··· FRAGMENTO
En 1930, Charles, vizconde de Noailles, un apasionado de la corriente surrealista y responsable de la producción de “La edad de oro” (L’âge d’or, 1930), la segunda película de ese género que fuera dirigida por Luis Buñuel con poca intervención de Salvador Dalí, proporciona a Cocteau los medios económicos para el rodaje de La sangre de un poeta; el surrealismo, como se apuntó más arriba, ya había sido terreno de exploración fértil para Cocteau desde aquellos días, en los que filmara la primera parte de su “Trilogía Órfica” (a la que seguirían Orfeo, 1950; y “El testamento de Orfeo”, 1960) y dejaría su clara impronta en su nuevo y gran proyecto, huella, por otra parte, que le venía perfectamente a este cuento de hadas en el cual la hija de un comerciante, tiene que soportar el haberse convertido en huésped forzada de un castillo encantado, cuyo propietario es un monstruo de rostro entre canino y leonino, pero con un corazón bondadoso.
Cocteau escribió el guion de “La bella y la bestia” (La Belle et la Bête, 1946), para lucimiento de su amante Jean Marais, que interpretaría a la bestia, y confió en la destreza de Christian Bérard, su habitual ayudante en el teatro, para diseñar los fantásticos escenarios de la película. Bérard, artista multidisciplinario también, mano de derecha de Cocteau (al grado de recibir el mote, por parte de este, de Bebé), moriría a los 47 años y Cocteau le dedicaría un sentido homenaje con su Orphée.
Jossette Day quien, por aquél tiempo, se encontraba recientemente separada del afamado director Marcel Pagnol (“El pan y el perdón”), interpretaría a Bella; el por entonces prometedor director René Clément (realizador de clásicos como “Juegos prohibidos”, “A pleno sol” y “¿Arde París?”), fungiría como asistente, sin acreditar, y encargado del segundo equipo de dirección.
Marais había propuesto, para su personaje, un maquillaje que recordaba a Cernnunos, el dios ciervo y cornudo del panteón celta, pero Cocteau no sólo encontró ridícula la idea, sino poco práctica a la hora de realizarlo. Marais volteó hacia su perro, Molok, y sería su mascota la fuente de inspiración para el rostro, garras y brazos, de la bestia. Este rostro peludo es el que se ha conservado en todas las versiones, derivadas de esta obra maestra de Cocteau. El maquillaje tardaba tres horas en ser terminado y los colmillos le eran sujetos mediante estorbosos y molestos ganchos. Se afirma que Cocteau había sometido a largas sesiones de fumado de cigarrillos, a Marais, para cambiarle la voz, haciéndola más grave.
La película se estrenó el 29 de octubre de 1946 en París, en los cines Coliseo y La Madeleine con un éxito arrollador
Tanto la Casa Paquin como el diseñador de modas Pierre Cardin, se encargaron del fastuoso vestuario. El rodaje no careció de varios impedimentos que amenazaban con dar al traste con la producción: Cocteau cayó enfermo y la máscara le había causado un doloroso eczema a Marais; con el tiempo encima, Cocteau se entregó en cuerpo y alma a la realización de la película, costara lo que costara.
······
··· ENTRADAS PROPORCIONADAS
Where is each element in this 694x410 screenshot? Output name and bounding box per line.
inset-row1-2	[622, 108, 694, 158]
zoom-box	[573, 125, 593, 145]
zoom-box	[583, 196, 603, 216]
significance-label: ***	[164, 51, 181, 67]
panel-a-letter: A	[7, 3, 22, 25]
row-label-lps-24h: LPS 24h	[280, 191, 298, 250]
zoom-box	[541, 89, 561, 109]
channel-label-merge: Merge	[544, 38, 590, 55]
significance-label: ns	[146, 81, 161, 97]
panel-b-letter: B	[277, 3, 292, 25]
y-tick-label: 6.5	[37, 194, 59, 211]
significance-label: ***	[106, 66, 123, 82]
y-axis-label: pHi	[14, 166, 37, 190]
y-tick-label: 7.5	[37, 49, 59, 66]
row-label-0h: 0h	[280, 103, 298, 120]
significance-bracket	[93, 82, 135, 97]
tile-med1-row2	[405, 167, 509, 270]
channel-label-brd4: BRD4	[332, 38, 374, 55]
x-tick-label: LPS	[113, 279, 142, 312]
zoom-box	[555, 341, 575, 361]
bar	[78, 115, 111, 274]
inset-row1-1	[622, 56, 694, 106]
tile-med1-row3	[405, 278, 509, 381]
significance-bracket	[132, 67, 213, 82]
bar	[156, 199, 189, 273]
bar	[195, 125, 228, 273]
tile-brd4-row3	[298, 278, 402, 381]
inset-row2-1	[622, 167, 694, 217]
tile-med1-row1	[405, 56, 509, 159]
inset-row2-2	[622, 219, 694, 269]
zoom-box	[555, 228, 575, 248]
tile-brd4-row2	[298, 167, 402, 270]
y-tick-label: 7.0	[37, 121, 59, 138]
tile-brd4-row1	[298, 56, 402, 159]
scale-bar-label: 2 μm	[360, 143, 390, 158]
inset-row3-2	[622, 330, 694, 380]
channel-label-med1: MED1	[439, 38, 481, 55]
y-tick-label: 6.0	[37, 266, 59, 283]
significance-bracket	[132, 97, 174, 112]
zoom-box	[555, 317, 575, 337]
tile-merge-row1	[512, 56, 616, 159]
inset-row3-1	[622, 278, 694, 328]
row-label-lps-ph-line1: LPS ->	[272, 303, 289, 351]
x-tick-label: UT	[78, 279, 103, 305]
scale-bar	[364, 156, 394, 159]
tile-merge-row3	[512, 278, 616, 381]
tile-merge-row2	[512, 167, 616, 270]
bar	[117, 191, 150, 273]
······
* **INSTRUCCIÓN ESCRITA**
Según el fragmento sobre "La bella y la bestia", ¿qué sirvió de inspiración para el rostro, las garras y los brazos de la bestia? Las entradas no tienen ningún papel aquí.

* **RESPUESTA**
Molok, el perro de Jean Marais.